# Pannier rack and bag wanted



## Sargent (24 Oct 2012)

Got a Carrera Subway 8 hybrid bike

Am after a Pannier rack and bags to fit it. 

Anyone have anything suitable? Many thanks


----------



## defy-one (24 Oct 2012)

I might sell my decathlon rack and roll top pannier. Can you wait a couple of weeks?
I'm trying a few commutes with a lighter rucksack (netbook v big laptop) and if it works,i will have no need for the rack and panniers


----------



## Cyclist33 (24 Oct 2012)

Sargent said:


> Got a Carrera Subway 8 hybrid bike
> 
> Am after a Pannier rack and bags to fit it.
> 
> Anyone have anything suitable? Many thanks


Where are you?


----------



## Sargent (24 Oct 2012)

I'm in Wolverhampton


----------



## Sargent (24 Oct 2012)

defy-one said:


> I might sell my decathlon rack and roll top pannier. Can you wait a couple of weeks?

Input records:
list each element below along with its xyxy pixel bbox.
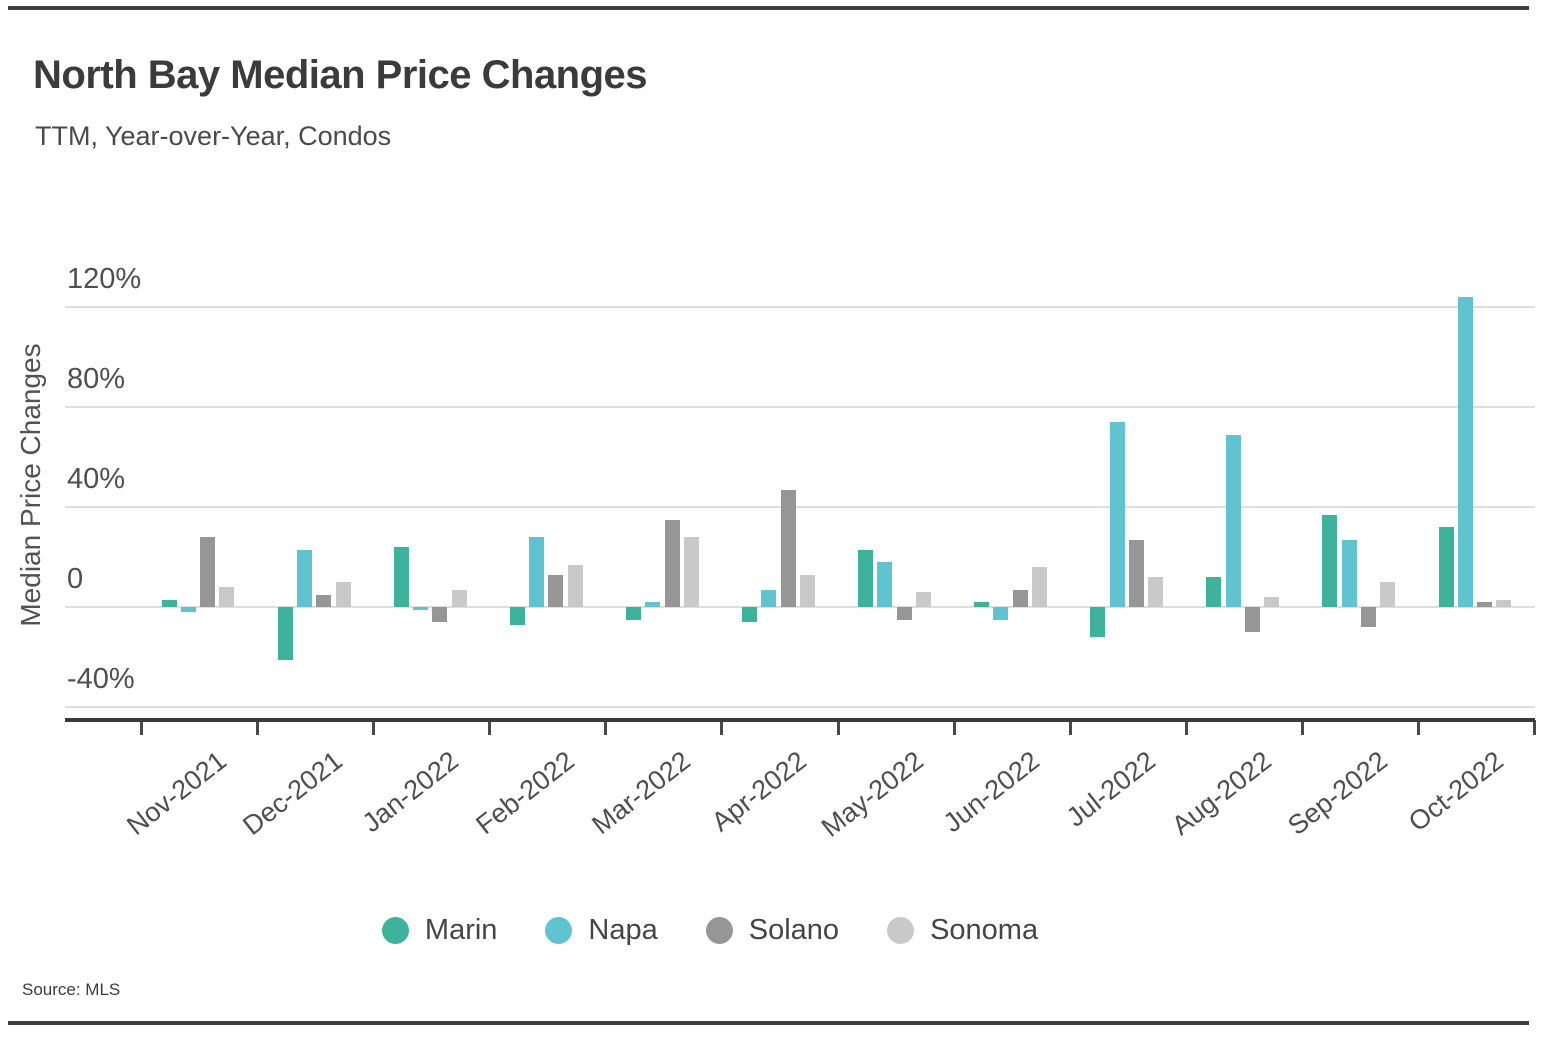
x-axis-tick [372,720,376,735]
legend: Marin Napa Solano Sonoma [0,914,1420,947]
top-divider [8,6,1529,10]
legend-item-sonoma: Sonoma [887,914,1038,947]
chart-title: North Bay Median Price Changes [33,53,648,97]
bar-napa-jun-2022 [993,607,1009,620]
bar-solano-dec-2021 [316,594,332,607]
gridline [65,706,1535,708]
bar-sonoma-jun-2022 [1032,567,1047,607]
bar-marin-apr-2022 [742,607,757,622]
legend-marker-sonoma [887,917,915,944]
x-axis-tick [488,720,492,735]
bar-sonoma-feb-2022 [567,564,583,607]
bar-sonoma-oct-2022 [1496,599,1512,607]
bar-napa-jan-2022 [413,607,428,610]
bar-sonoma-may-2022 [915,592,931,607]
y-tick-label: -40% [67,663,135,695]
bar-marin-nov-2021 [161,599,177,607]
bar-marin-jan-2022 [393,547,409,607]
bar-napa-sep-2022 [1341,539,1357,607]
bar-marin-jul-2022 [1090,607,1106,637]
legend-label-sonoma: Sonoma [930,914,1039,946]
legend-label-marin: Marin [424,914,498,946]
gridline [65,406,1535,408]
bar-napa-oct-2022 [1457,297,1473,607]
x-axis-tick [836,720,840,735]
x-axis-tick [1300,720,1304,735]
chart-plot: 120% 80% 40% 0 -40% Nov-2021 Dec-2021 Jan-2022 F… [65,250,1536,843]
bar-sonoma-dec-2021 [335,582,351,607]
bar-marin-jun-2022 [974,602,990,607]
gridline [65,606,1535,608]
bar-sonoma-apr-2022 [799,574,815,607]
bar-napa-dec-2021 [296,549,312,607]
legend-item-napa: Napa [545,914,658,947]
legend-item-solano: Solano [705,914,840,947]
x-axis-tick [1068,720,1072,735]
chart-subtitle: TTM, Year-over-Year, Condos [35,121,392,151]
legend-item-marin: Marin [381,914,498,947]
x-axis-tick [1416,720,1420,735]
bar-sonoma-mar-2022 [683,537,699,607]
bar-solano-oct-2022 [1477,602,1493,607]
bar-marin-feb-2022 [509,607,525,625]
gridline [65,506,1535,508]
bar-sonoma-nov-2021 [219,587,235,607]
bar-sonoma-jul-2022 [1148,577,1164,607]
legend-label-solano: Solano [748,914,840,946]
bar-napa-apr-2022 [761,589,777,607]
bar-marin-may-2022 [858,549,873,607]
bar-solano-feb-2022 [548,574,564,607]
y-tick-label: 0 [67,563,84,595]
x-axis-tick [1184,720,1188,735]
bar-sonoma-sep-2022 [1380,582,1396,607]
x-axis-tick [604,720,608,735]
x-axis-tick [1533,720,1536,735]
bottom-divider [8,1021,1529,1025]
bar-solano-mar-2022 [664,519,680,607]
bar-napa-feb-2022 [529,537,545,607]
bar-solano-jun-2022 [1012,589,1028,607]
bar-solano-jul-2022 [1128,539,1144,607]
bar-sonoma-aug-2022 [1264,597,1280,607]
legend-marker-solano [705,917,733,944]
x-axis-tick [140,720,143,735]
x-axis-line [65,718,1535,722]
source-note: Source: MLS [22,980,121,999]
bar-marin-sep-2022 [1322,514,1338,607]
gridline [65,306,1535,308]
bar-napa-may-2022 [877,562,893,607]
bar-napa-aug-2022 [1225,434,1241,607]
bar-marin-aug-2022 [1206,577,1222,607]
bar-napa-nov-2021 [180,607,196,612]
bar-marin-oct-2022 [1438,527,1454,607]
bar-solano-sep-2022 [1361,607,1376,627]
legend-label-napa: Napa [588,914,658,946]
bar-napa-mar-2022 [645,602,661,607]
x-axis-tick [720,720,724,735]
bar-marin-mar-2022 [625,607,641,620]
bar-solano-nov-2021 [200,537,216,607]
bar-marin-dec-2021 [277,607,293,660]
y-tick-label: 40% [67,463,126,495]
bar-solano-aug-2022 [1244,607,1260,632]
legend-marker-napa [545,917,573,944]
bar-napa-jul-2022 [1109,422,1125,607]
bar-solano-may-2022 [896,607,912,620]
legend-marker-marin [381,917,409,944]
bar-solano-jan-2022 [432,607,448,622]
y-tick-label: 80% [67,363,126,395]
bar-sonoma-jan-2022 [451,589,467,607]
x-axis-tick [256,720,260,735]
x-axis-tick [952,720,956,735]
y-axis-title: Median Price Changes [15,343,46,627]
y-tick-label: 120% [67,263,142,295]
bar-solano-apr-2022 [780,489,796,607]
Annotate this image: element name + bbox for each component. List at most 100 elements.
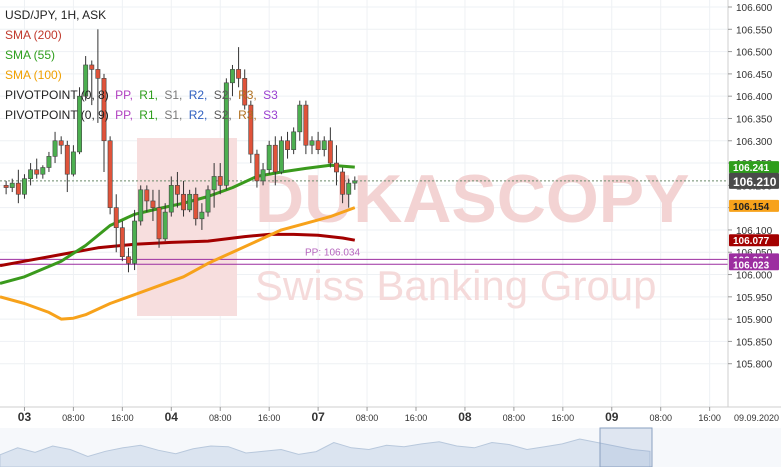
- candle[interactable]: [315, 131, 321, 155]
- navigator-window[interactable]: [599, 427, 653, 468]
- candle[interactable]: [28, 163, 34, 186]
- candle[interactable]: [95, 29, 101, 123]
- legend-sma55[interactable]: SMA (55): [5, 48, 55, 62]
- watermark-brand: DUKASCOPY: [255, 161, 690, 237]
- legend: USD/JPY, 1H, ASK SMA (200) SMA (55) SMA …: [5, 8, 278, 122]
- candle[interactable]: [150, 189, 156, 222]
- candle[interactable]: [285, 131, 290, 159]
- candle[interactable]: [126, 247, 131, 273]
- candle[interactable]: [327, 127, 333, 168]
- candle[interactable]: [107, 136, 113, 215]
- price-tag: 106.154: [729, 199, 779, 213]
- candle[interactable]: [278, 136, 284, 175]
- candle[interactable]: [3, 180, 9, 195]
- time-axis: 03 08:00 16:00 04 08:00 16:00 07 08:00 16:00 08 08…: [0, 406, 781, 427]
- candle[interactable]: [352, 176, 358, 190]
- price-tick-label: 106.600: [736, 3, 773, 14]
- candle-body: [211, 176, 217, 191]
- time-tick-label: 08:00: [209, 413, 232, 423]
- candle[interactable]: [40, 165, 46, 179]
- candle[interactable]: [89, 60, 95, 106]
- candle[interactable]: [101, 73, 107, 172]
- candle[interactable]: [217, 163, 223, 195]
- candle-body: [52, 140, 58, 157]
- price-tag-bg: [729, 258, 779, 271]
- candle[interactable]: [266, 140, 272, 175]
- candle[interactable]: [77, 87, 82, 155]
- candle[interactable]: [34, 158, 40, 179]
- price-tick-label: 105.900: [736, 315, 773, 326]
- time-axis-bg[interactable]: [0, 407, 781, 427]
- date-end-label: 09.09.2020: [734, 413, 779, 423]
- candle-body: [309, 140, 315, 146]
- candle[interactable]: [303, 100, 309, 155]
- candle-body: [15, 182, 21, 195]
- candle-body: [248, 104, 254, 155]
- candle[interactable]: [223, 78, 229, 190]
- candle[interactable]: [119, 221, 125, 262]
- candle[interactable]: [340, 167, 346, 204]
- candle[interactable]: [52, 131, 58, 164]
- candle-body: [297, 104, 303, 133]
- candle[interactable]: [187, 189, 193, 213]
- candle[interactable]: [211, 163, 217, 208]
- price-tag: 106.077: [729, 234, 779, 247]
- price-tag: 106.210: [729, 172, 779, 189]
- candle[interactable]: [113, 194, 119, 253]
- candle[interactable]: [174, 171, 180, 208]
- legend-sma200[interactable]: SMA (200): [5, 28, 62, 42]
- time-tick-label: 16:00: [405, 413, 428, 423]
- legend-pivot2[interactable]: PIVOTPOINT (0, 9) PP, R1, S1, R2, S2, R3…: [5, 108, 278, 122]
- candle[interactable]: [156, 189, 162, 248]
- candle[interactable]: [9, 178, 15, 193]
- candle-body: [278, 140, 284, 173]
- candle[interactable]: [181, 180, 186, 217]
- candle-body: [40, 167, 46, 175]
- candle-body: [272, 144, 278, 173]
- candle[interactable]: [138, 185, 144, 226]
- candle[interactable]: [205, 185, 211, 217]
- candle[interactable]: [242, 69, 248, 110]
- candle[interactable]: [15, 169, 21, 204]
- candle[interactable]: [248, 100, 254, 164]
- candle[interactable]: [70, 145, 76, 177]
- candle[interactable]: [346, 178, 352, 208]
- candle[interactable]: [254, 149, 260, 188]
- candle[interactable]: [83, 56, 89, 101]
- navigator-area: [0, 438, 651, 468]
- candle[interactable]: [58, 136, 64, 155]
- candle[interactable]: [260, 163, 266, 186]
- candle[interactable]: [168, 176, 174, 217]
- candle[interactable]: [291, 127, 297, 155]
- legend-pivot1[interactable]: PIVOTPOINT (0, 8) PP, R1, S1, R2, S2, R3…: [5, 88, 278, 102]
- candle[interactable]: [321, 136, 327, 157]
- price-tag-bg: [729, 199, 779, 212]
- candle[interactable]: [309, 136, 315, 155]
- candle[interactable]: [236, 47, 242, 88]
- candle[interactable]: [272, 136, 278, 186]
- legend-sma100[interactable]: SMA (100): [5, 68, 62, 82]
- candle[interactable]: [334, 145, 339, 186]
- candle-body: [58, 140, 64, 146]
- candle[interactable]: [132, 209, 138, 271]
- candle-body: [340, 171, 346, 195]
- candle[interactable]: [64, 140, 70, 193]
- price-tick-label: 106.350: [736, 114, 773, 125]
- candle-body: [236, 69, 242, 79]
- candle-body: [119, 227, 125, 257]
- candle[interactable]: [162, 203, 168, 242]
- candle[interactable]: [22, 174, 27, 199]
- candle[interactable]: [199, 203, 205, 230]
- candle[interactable]: [297, 100, 303, 141]
- candle[interactable]: [193, 187, 199, 226]
- candle[interactable]: [230, 64, 235, 97]
- price-tick-label: 105.850: [736, 337, 773, 348]
- candle-body: [217, 176, 223, 186]
- candle-body: [327, 140, 333, 164]
- candle[interactable]: [46, 151, 52, 172]
- candle-body: [77, 95, 82, 153]
- candle[interactable]: [144, 185, 150, 213]
- price-tick-label: 106.500: [736, 48, 773, 59]
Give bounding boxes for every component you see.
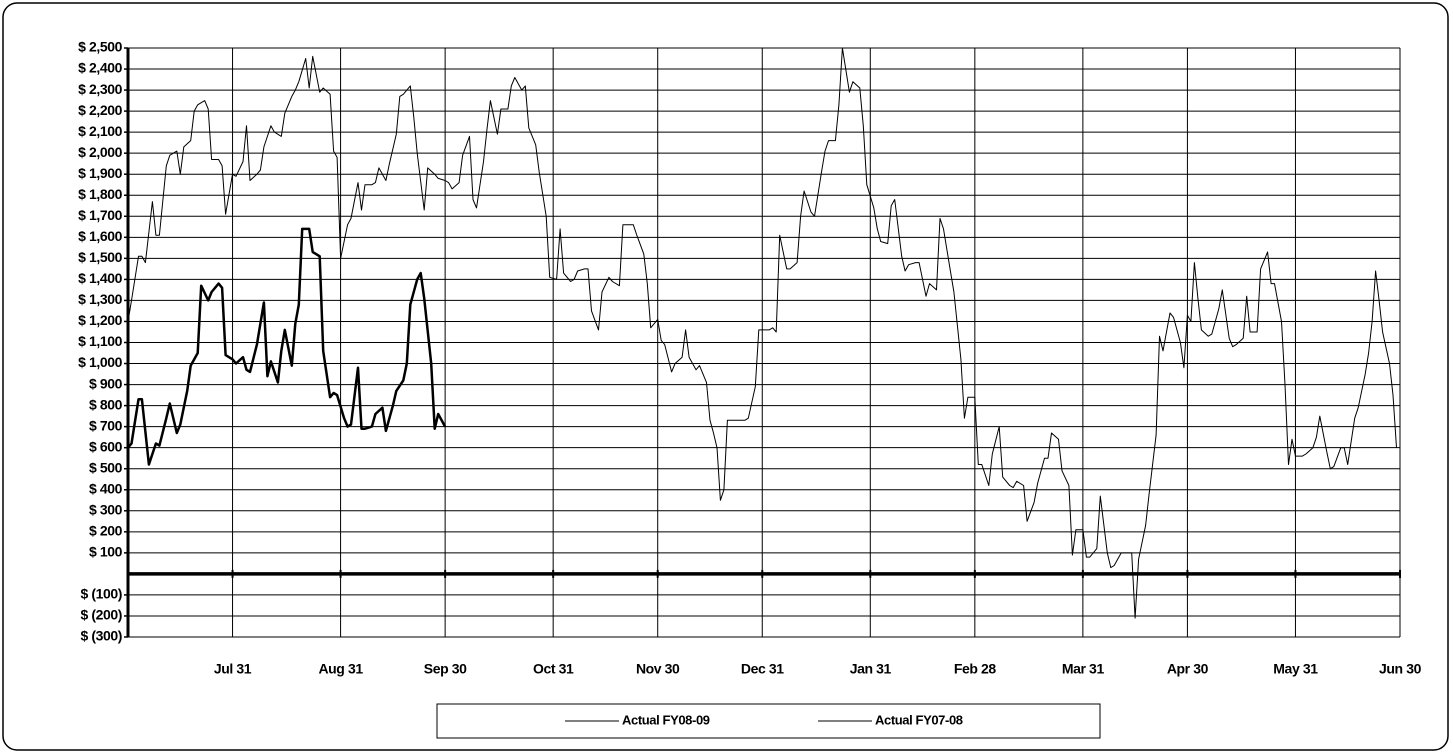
y-tick-label: $ 2,100 bbox=[78, 123, 123, 139]
x-tick-label: Sep 30 bbox=[424, 661, 467, 677]
y-tick-label: $ 200 bbox=[89, 523, 123, 539]
y-tick-label: $ 2,200 bbox=[78, 102, 123, 118]
x-tick-label: Oct 31 bbox=[533, 661, 574, 677]
x-tick-label: Apr 30 bbox=[1167, 661, 1209, 677]
x-tick-label: Mar 31 bbox=[1062, 661, 1105, 677]
y-tick-label: $ 1,600 bbox=[78, 228, 123, 244]
x-tick-label: Dec 31 bbox=[741, 661, 784, 677]
y-tick-label: $ 1,500 bbox=[78, 249, 123, 265]
y-tick-label: $ 800 bbox=[89, 396, 123, 412]
x-tick-label: Jan 31 bbox=[850, 661, 892, 677]
y-tick-label: $ (200) bbox=[80, 607, 122, 623]
x-tick-label: Feb 28 bbox=[954, 661, 997, 677]
y-tick-label: $ 300 bbox=[89, 501, 123, 517]
y-tick-label: $ 1,400 bbox=[78, 270, 123, 286]
x-tick-label: Aug 31 bbox=[318, 661, 363, 677]
legend-label: Actual FY07-08 bbox=[875, 712, 963, 727]
series-line bbox=[127, 47, 1397, 619]
y-tick-label: $ 2,400 bbox=[78, 60, 123, 76]
y-tick-label: $ (300) bbox=[80, 628, 122, 644]
y-tick-label: $ 1,200 bbox=[78, 312, 123, 328]
x-tick-label: Jul 31 bbox=[214, 661, 252, 677]
y-tick-label: $ 1,800 bbox=[78, 186, 123, 202]
y-tick-label: $ 2,300 bbox=[78, 81, 123, 97]
y-tick-label: $ 2,000 bbox=[78, 144, 123, 160]
series-line bbox=[127, 227, 447, 466]
y-tick-label: $ 100 bbox=[89, 544, 123, 560]
y-tick-label: $ 400 bbox=[89, 480, 123, 496]
y-tick-label: $ 1,000 bbox=[78, 354, 123, 370]
y-tick-label: $ 600 bbox=[89, 438, 123, 454]
x-tick-label: May 31 bbox=[1273, 661, 1318, 677]
y-tick-label: $ 700 bbox=[89, 417, 123, 433]
x-tick-label: Nov 30 bbox=[636, 661, 680, 677]
y-tick-label: $ (100) bbox=[80, 586, 122, 602]
y-tick-label: $ 1,100 bbox=[78, 333, 123, 349]
y-tick-label: $ 1,700 bbox=[78, 207, 123, 223]
legend-box bbox=[436, 703, 1101, 739]
y-tick-label: $ 1,300 bbox=[78, 291, 123, 307]
y-tick-label: $ 500 bbox=[89, 459, 123, 475]
x-tick-label: Jun 30 bbox=[1379, 661, 1422, 677]
y-tick-label: $ 2,500 bbox=[78, 39, 123, 55]
y-tick-label: $ 900 bbox=[89, 375, 123, 391]
legend-label: Actual FY08-09 bbox=[622, 712, 710, 727]
y-tick-label: $ 1,900 bbox=[78, 165, 123, 181]
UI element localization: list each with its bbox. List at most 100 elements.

Exercise instructions:
1 > In the entries, change "x-tick-label" to "x-axis-label" in the part that opens with the line containing "y-tick-label: $ 2,100" and closes with the line containing "x-tick-label: Mar 31". Give back only that part, with everything else unchanged.
2 > Write what comes next in the forum thread about the pannier rack, picking up right after its last post.
The forum thread and the entries have nothing to do with each other.

Answers provided:
1 >
y-tick-label: $ 2,100 bbox=[78, 123, 123, 139]
x-axis-label: Sep 30 bbox=[424, 661, 467, 677]
y-tick-label: $ 200 bbox=[89, 523, 123, 539]
y-tick-label: $ 2,200 bbox=[78, 102, 123, 118]
x-axis-label: Oct 31 bbox=[533, 661, 574, 677]
x-axis-label: Apr 30 bbox=[1167, 661, 1209, 677]
x-axis-label: Mar 31 bbox=[1062, 661, 1105, 677]

2 >
> I'm trying a few commutes with a lighter rucksack (netbook v big laptop) and if it works,i will have no need for the rack and panniers


Yeah may be able to if nothing comes up quicker!


----------



## defy-one (24 Oct 2012)

I could drop it off in south coventry,on the A45 if things pan out. You could pick it up from there


----------



## subaqua (25 Oct 2012)

decathlon have . a store in wednesbury, and I can't see the pannier and bag being much cheaper 2nd hand. worth a punt going there i would think.


----------



## monkeylc (28 Oct 2012)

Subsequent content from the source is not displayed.